# [Requirement]
Here are some records; return them all exactly.

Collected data
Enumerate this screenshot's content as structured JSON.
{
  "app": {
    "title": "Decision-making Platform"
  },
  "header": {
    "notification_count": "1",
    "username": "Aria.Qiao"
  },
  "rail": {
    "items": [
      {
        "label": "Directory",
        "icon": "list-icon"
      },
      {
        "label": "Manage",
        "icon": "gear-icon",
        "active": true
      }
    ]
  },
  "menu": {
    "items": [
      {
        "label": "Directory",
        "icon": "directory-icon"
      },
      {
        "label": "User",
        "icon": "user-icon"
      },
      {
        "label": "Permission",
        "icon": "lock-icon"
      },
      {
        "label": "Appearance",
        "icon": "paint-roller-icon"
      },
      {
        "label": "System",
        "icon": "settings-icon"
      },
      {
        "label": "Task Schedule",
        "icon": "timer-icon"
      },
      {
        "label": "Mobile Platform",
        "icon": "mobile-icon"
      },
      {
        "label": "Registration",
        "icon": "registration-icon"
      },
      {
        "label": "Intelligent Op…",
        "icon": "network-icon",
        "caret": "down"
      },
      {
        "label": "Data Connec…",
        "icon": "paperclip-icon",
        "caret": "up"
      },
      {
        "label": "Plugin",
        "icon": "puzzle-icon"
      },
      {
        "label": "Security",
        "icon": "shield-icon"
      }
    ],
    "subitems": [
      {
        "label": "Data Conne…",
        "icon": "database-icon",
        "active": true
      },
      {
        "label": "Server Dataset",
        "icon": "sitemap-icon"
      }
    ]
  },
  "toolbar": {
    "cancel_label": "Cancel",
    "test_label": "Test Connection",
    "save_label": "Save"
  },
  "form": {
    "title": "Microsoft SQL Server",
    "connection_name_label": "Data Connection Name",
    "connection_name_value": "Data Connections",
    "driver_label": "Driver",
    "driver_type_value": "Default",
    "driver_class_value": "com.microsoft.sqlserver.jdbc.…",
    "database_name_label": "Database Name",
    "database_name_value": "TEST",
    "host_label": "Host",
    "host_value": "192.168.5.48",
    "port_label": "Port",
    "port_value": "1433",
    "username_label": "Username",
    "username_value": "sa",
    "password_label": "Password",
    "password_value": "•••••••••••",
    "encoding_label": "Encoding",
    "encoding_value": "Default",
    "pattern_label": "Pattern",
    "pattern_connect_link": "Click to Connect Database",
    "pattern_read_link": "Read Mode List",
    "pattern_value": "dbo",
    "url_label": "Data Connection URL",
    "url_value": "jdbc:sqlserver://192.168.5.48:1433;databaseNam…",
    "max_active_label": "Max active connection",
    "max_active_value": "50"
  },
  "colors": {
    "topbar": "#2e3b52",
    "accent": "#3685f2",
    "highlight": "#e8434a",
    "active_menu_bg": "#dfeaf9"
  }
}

# [Solution]
Enumerate this screenshot's content as structured JSON.
{
  "app": {
    "title": "Decision-making Platform"
  },
  "header": {
    "notification_count": "1",
    "username": "Aria.Qiao"
  },
  "rail": {
    "items": [
      {
        "label": "Directory",
        "icon": "list-icon"
      },
      {
        "label": "Manage",
        "icon": "gear-icon",
        "active": true
      }
    ]
  },
  "menu": {
    "items": [
      {
        "label": "Directory",
        "icon": "directory-icon"
      },
      {
        "label": "User",
        "icon": "user-icon"
      },
      {
        "label": "Permission",
        "icon": "lock-icon"
      },
      {
        "label": "Appearance",
        "icon": "paint-roller-icon"
      },
      {
        "label": "System",
        "icon": "settings-icon"
      },
      {
        "label": "Task Schedule",
        "icon": "timer-icon"
      },
      {
        "label": "Mobile Platform",
        "icon": "mobile-icon"
      },
      {
        "label": "Registration",
        "icon": "registration-icon"
      },
      {
        "label": "Intelligent Op…",
        "icon": "network-icon",
        "caret": "down"
      },
      {
        "label": "Data Connec…",
        "icon": "paperclip-icon",
        "caret": "up"
      },
      {
        "label": "Plugin",
        "icon": "puzzle-icon"
      },
      {
        "label": "Security",
        "icon": "shield-icon"
      }
    ],
    "subitems": [
      {
        "label": "Data Conne…",
        "icon": "database-icon",
        "active": true
      },
      {
        "label": "Server Dataset",
        "icon": "sitemap-icon"
      }
    ]
  },
  "toolbar": {
    "cancel_label": "Cancel",
    "test_label": "Test Connection",
    "save_label": "Save"
  },
  "form": {
    "title": "Microsoft SQL Server",
    "connection_name_label": "Data Connection Name",
    "connection_name_value": "Data Connections",
    "driver_label": "Driver",
    "driver_type_value": "Default",
    "driver_class_value": "com.microsoft.sqlserver.jdbc.…",
    "database_name_label": "Database Name",
    "database_name_value": "TEST",
    "host_label": "Host",
    "host_value": "192.168.5.48",
    "port_label": "Port",
    "port_value": "1433",
    "username_label": "Username",
    "username_value": "sa",
    "password_label": "Password",
    "password_value": "•••••••••••",
    "encoding_label": "Encoding",
    "encoding_value": "Default",
    "pattern_label": "Pattern",
    "pattern_connect_link": "Click to Connect Database",
    "pattern_read_link": "Read Mode List",
    "pattern_value": "dbo",
    "url_label": "Data Connection URL",
    "url_value": "jdbc:sqlserver://192.168.5.48:1433;databaseNam…",
    "max_active_label": "Max active connection",
    "max_active_value": "50"
  },
  "colors": {
    "topbar": "#2e3b52",
    "accent": "#3685f2",
    "highlight": "#e8434a",
    "active_menu_bg": "#dfeaf9"
  }
}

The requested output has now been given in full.